• [STATED PROBLEM]
Copy the records word for word, covering the stretch from their first line through the line that contains "artifactid-field[interactable]: untitled xyxy=(181,402,346,418)".

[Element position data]
☆ ☆ ☆ ☆

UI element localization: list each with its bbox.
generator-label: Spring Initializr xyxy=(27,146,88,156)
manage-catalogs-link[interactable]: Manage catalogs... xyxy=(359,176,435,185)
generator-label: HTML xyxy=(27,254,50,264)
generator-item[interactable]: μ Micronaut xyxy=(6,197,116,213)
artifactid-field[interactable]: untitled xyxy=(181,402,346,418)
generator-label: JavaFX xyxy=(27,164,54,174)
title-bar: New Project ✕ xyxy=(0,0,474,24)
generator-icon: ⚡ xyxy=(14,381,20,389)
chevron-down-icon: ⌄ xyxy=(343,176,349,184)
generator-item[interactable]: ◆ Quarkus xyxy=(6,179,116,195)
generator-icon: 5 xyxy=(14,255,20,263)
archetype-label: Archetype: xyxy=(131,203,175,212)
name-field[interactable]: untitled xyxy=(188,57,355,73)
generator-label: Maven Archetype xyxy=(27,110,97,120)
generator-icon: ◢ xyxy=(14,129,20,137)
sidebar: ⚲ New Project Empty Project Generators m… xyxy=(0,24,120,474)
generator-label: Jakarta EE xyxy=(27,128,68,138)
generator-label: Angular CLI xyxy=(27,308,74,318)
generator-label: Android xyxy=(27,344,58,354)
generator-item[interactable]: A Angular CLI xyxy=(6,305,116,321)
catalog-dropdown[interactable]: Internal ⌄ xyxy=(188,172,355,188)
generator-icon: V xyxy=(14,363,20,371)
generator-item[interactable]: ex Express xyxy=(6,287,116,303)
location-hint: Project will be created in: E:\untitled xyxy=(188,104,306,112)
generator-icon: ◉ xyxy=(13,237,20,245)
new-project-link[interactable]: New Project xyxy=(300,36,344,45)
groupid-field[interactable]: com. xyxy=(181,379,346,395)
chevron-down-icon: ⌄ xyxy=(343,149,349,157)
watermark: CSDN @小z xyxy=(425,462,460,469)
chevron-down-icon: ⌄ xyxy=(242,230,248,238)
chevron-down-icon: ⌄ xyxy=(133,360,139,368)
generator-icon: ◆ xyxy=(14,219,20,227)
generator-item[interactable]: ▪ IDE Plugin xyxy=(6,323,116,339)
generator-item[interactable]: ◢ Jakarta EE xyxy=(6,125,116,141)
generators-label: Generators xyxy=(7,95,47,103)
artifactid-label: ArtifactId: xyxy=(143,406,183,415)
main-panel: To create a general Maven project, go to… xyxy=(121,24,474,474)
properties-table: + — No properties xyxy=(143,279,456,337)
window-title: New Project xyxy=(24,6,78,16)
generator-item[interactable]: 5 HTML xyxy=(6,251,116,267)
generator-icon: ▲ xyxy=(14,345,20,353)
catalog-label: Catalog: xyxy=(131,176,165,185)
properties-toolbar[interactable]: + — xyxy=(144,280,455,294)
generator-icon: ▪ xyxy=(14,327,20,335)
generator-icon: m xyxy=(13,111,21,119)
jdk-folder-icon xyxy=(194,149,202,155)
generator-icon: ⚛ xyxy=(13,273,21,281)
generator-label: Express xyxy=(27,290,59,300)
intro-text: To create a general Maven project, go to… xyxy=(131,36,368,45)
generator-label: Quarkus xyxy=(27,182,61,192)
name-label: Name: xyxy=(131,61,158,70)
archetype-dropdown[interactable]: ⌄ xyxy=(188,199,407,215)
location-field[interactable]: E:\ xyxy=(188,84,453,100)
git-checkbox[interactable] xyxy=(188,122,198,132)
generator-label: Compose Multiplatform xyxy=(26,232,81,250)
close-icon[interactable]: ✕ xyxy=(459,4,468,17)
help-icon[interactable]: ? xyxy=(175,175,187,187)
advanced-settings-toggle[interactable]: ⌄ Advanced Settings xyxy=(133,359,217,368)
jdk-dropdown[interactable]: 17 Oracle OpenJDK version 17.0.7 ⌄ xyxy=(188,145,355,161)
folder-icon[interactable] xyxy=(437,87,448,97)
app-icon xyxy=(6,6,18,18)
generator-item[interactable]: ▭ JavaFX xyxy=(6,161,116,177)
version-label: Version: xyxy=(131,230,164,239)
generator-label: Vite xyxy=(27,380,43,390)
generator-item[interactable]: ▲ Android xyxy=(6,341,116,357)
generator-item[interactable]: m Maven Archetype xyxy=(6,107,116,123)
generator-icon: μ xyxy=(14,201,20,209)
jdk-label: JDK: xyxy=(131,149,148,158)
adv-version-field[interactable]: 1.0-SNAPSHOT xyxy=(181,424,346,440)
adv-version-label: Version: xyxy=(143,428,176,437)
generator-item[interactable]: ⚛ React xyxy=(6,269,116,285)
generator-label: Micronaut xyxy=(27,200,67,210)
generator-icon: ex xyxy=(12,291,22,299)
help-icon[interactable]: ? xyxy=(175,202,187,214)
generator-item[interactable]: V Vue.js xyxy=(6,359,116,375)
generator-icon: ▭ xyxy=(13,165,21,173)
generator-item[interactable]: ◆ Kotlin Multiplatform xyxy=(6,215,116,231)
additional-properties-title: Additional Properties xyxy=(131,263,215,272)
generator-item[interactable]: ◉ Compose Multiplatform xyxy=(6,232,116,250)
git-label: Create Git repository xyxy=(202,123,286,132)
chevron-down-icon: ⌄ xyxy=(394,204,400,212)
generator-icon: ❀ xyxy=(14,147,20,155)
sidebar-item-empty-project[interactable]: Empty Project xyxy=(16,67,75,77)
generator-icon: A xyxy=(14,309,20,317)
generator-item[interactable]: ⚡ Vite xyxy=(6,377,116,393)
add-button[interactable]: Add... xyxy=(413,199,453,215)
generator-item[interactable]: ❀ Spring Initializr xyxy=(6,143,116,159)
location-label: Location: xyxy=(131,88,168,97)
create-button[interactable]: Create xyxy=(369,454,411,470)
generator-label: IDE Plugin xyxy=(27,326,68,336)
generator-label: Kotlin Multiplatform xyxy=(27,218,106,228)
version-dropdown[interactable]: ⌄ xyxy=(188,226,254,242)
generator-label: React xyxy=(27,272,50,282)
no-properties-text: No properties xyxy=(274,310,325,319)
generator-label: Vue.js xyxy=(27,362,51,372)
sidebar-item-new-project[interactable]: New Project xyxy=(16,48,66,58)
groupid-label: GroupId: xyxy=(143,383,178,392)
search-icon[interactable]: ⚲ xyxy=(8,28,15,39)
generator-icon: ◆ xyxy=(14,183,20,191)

☆ ☆ ☆ ☆

• [PROBLEM SOLUTION]
UI element localization: list each with its bbox.
generator-label: Spring Initializr xyxy=(27,146,88,156)
manage-catalogs-link[interactable]: Manage catalogs... xyxy=(359,176,435,185)
generator-label: HTML xyxy=(27,254,50,264)
generator-item[interactable]: μ Micronaut xyxy=(6,197,116,213)
artifactid-field[interactable]: untitled xyxy=(181,402,346,418)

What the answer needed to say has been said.